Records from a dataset

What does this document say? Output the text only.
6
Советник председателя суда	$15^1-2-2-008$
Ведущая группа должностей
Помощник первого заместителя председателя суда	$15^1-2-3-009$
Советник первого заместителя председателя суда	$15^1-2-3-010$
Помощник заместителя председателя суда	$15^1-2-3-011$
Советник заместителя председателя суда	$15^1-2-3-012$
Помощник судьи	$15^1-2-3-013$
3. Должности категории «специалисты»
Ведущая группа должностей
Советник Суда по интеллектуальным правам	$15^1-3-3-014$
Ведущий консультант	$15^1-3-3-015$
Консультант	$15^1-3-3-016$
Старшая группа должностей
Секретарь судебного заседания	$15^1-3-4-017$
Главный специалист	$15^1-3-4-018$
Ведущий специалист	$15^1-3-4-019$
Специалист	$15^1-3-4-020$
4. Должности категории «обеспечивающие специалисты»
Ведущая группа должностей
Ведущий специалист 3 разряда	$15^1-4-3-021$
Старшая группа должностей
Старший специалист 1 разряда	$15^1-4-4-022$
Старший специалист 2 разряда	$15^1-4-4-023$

* Required work *
Your task is to repeat each line of the material exactly.

* Solution *
What does this document say? Output the text only.
6
Советник председателя суда	$15^1-2-2-008$
Ведущая группа должностей
Помощник первого заместителя председателя суда	$15^1-2-3-009$
Советник первого заместителя председателя суда	$15^1-2-3-010$
Помощник заместителя председателя суда	$15^1-2-3-011$
Советник заместителя председателя суда	$15^1-2-3-012$
Помощник судьи	$15^1-2-3-013$
3. Должности категории «специалисты»
Ведущая группа должностей
Советник Суда по интеллектуальным правам	$15^1-3-3-014$
Ведущий консультант	$15^1-3-3-015$
Консультант	$15^1-3-3-016$
Старшая группа должностей
Секретарь судебного заседания	$15^1-3-4-017$
Главный специалист	$15^1-3-4-018$
Ведущий специалист	$15^1-3-4-019$
Специалист	$15^1-3-4-020$
4. Должности категории «обеспечивающие специалисты»
Ведущая группа должностей
Ведущий специалист 3 разряда	$15^1-4-3-021$
Старшая группа должностей
Старший специалист 1 разряда	$15^1-4-4-022$
Старший специалист 2 разряда	$15^1-4-4-023$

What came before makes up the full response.